● Dataset entries:
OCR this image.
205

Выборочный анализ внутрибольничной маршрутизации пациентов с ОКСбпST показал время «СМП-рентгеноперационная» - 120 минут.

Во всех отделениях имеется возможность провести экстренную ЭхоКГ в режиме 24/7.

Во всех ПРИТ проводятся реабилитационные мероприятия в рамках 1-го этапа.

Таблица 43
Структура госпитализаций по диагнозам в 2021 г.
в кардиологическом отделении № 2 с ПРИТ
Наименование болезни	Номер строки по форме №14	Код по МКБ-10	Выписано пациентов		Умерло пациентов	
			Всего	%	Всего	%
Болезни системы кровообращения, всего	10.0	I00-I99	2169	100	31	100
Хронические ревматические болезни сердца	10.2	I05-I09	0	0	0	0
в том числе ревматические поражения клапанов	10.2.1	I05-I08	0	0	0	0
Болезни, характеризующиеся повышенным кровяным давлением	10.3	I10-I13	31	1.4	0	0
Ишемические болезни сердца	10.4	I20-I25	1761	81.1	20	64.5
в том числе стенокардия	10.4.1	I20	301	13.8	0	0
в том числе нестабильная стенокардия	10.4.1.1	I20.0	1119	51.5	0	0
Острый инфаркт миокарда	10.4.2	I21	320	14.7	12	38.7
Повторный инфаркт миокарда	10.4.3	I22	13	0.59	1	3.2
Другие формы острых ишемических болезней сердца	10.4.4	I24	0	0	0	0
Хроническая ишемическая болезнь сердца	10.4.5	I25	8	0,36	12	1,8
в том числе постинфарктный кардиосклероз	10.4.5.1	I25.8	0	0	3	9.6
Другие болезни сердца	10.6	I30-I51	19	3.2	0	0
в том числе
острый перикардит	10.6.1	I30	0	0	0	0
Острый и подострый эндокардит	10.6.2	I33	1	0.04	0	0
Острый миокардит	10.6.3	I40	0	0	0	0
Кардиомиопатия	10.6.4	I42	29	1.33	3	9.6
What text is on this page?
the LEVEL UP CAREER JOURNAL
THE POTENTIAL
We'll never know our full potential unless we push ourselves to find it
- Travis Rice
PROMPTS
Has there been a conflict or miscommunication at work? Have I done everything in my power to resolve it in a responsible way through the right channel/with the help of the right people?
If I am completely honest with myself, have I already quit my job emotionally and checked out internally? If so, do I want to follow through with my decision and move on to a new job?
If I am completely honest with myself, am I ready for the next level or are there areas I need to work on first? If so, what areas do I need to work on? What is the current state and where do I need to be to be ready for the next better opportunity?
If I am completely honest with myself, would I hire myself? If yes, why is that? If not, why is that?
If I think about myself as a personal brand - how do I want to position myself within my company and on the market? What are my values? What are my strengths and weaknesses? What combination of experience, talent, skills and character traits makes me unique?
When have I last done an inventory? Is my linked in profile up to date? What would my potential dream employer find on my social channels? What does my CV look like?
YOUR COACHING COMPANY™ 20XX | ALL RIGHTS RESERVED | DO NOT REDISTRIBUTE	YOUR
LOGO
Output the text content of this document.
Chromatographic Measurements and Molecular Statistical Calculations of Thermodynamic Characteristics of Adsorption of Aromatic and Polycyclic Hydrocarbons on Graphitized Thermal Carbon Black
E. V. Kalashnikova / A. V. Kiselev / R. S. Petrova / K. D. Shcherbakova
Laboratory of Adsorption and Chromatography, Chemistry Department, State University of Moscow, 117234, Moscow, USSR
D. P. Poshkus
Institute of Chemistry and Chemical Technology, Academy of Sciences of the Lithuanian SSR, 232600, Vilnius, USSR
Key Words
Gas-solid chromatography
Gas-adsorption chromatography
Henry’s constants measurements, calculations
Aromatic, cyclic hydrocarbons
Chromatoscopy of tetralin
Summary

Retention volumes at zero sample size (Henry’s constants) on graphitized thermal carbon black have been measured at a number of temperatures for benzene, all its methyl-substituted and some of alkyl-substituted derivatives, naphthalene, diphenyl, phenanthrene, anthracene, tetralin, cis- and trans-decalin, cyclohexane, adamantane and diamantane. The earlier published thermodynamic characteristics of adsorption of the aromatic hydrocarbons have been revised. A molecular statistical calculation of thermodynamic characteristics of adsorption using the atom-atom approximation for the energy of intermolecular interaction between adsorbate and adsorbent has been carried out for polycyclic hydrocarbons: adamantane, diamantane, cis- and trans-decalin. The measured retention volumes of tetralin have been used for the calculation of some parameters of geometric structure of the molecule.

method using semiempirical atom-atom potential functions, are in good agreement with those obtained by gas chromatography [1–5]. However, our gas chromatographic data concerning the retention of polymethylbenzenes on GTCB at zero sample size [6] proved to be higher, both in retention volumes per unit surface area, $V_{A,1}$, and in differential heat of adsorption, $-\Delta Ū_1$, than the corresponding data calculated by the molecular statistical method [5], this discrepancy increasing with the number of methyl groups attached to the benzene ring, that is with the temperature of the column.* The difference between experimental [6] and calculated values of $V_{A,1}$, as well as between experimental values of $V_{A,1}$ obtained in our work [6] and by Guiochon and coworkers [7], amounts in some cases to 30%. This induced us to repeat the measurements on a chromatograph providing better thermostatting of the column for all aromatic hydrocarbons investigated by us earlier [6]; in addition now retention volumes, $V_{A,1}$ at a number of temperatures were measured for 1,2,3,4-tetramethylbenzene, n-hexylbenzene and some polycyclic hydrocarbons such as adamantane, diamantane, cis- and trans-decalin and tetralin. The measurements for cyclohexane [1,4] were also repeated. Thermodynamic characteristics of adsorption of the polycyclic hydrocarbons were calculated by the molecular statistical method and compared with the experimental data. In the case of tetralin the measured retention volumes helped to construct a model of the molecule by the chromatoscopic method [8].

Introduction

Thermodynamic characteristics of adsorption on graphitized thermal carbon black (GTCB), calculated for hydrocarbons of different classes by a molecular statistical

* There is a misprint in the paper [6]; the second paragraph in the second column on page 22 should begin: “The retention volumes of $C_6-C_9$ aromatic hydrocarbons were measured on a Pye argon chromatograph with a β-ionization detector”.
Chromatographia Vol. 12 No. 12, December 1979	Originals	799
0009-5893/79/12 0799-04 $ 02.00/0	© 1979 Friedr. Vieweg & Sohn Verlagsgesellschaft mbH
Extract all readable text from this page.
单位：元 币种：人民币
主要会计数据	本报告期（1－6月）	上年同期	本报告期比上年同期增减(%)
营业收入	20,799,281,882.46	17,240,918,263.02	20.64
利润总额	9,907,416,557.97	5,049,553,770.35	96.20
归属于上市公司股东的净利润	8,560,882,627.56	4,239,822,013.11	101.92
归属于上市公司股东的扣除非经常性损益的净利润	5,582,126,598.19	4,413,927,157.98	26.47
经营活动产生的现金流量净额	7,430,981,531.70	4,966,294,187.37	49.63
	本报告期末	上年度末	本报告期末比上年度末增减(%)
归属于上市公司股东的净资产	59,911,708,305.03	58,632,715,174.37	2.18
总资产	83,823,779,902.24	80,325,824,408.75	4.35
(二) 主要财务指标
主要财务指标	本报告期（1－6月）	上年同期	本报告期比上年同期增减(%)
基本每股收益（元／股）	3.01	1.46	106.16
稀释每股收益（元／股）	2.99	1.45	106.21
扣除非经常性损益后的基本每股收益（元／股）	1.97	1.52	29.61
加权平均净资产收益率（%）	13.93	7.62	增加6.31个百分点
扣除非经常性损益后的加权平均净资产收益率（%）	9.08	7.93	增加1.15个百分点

● Job: Give only the count of lines in this material that contain the string "всех".

● Worked solution: 2